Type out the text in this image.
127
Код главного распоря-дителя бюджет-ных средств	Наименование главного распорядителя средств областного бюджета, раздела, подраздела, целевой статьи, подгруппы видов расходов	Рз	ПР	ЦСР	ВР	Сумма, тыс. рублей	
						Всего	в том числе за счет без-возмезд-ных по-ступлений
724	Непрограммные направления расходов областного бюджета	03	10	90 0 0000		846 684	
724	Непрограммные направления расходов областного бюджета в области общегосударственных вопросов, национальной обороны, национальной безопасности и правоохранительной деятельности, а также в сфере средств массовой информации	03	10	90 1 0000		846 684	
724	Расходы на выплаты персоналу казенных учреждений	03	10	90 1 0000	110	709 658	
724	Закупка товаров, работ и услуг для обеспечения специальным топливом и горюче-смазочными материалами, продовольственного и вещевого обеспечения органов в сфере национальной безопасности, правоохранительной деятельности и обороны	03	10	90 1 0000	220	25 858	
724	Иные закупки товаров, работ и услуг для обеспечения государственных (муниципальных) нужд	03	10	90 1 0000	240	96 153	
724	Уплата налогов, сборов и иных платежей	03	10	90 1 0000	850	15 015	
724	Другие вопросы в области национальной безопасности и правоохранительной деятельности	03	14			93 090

Task: Restate the whole listing exactly, leaving out nothing.

Right answer:
Type out the text in this image.
127
Код главного распоря-дителя бюджет-ных средств	Наименование главного распорядителя средств областного бюджета, раздела, подраздела, целевой статьи, подгруппы видов расходов	Рз	ПР	ЦСР	ВР	Сумма, тыс. рублей	
						Всего	в том числе за счет без-возмезд-ных по-ступлений
724	Непрограммные направления расходов областного бюджета	03	10	90 0 0000		846 684	
724	Непрограммные направления расходов областного бюджета в области общегосударственных вопросов, национальной обороны, национальной безопасности и правоохранительной деятельности, а также в сфере средств массовой информации	03	10	90 1 0000		846 684	
724	Расходы на выплаты персоналу казенных учреждений	03	10	90 1 0000	110	709 658	
724	Закупка товаров, работ и услуг для обеспечения специальным топливом и горюче-смазочными материалами, продовольственного и вещевого обеспечения органов в сфере национальной безопасности, правоохранительной деятельности и обороны	03	10	90 1 0000	220	25 858	
724	Иные закупки товаров, работ и услуг для обеспечения государственных (муниципальных) нужд	03	10	90 1 0000	240	96 153	
724	Уплата налогов, сборов и иных платежей	03	10	90 1 0000	850	15 015	
724	Другие вопросы в области национальной безопасности и правоохранительной деятельности	03	14			93 090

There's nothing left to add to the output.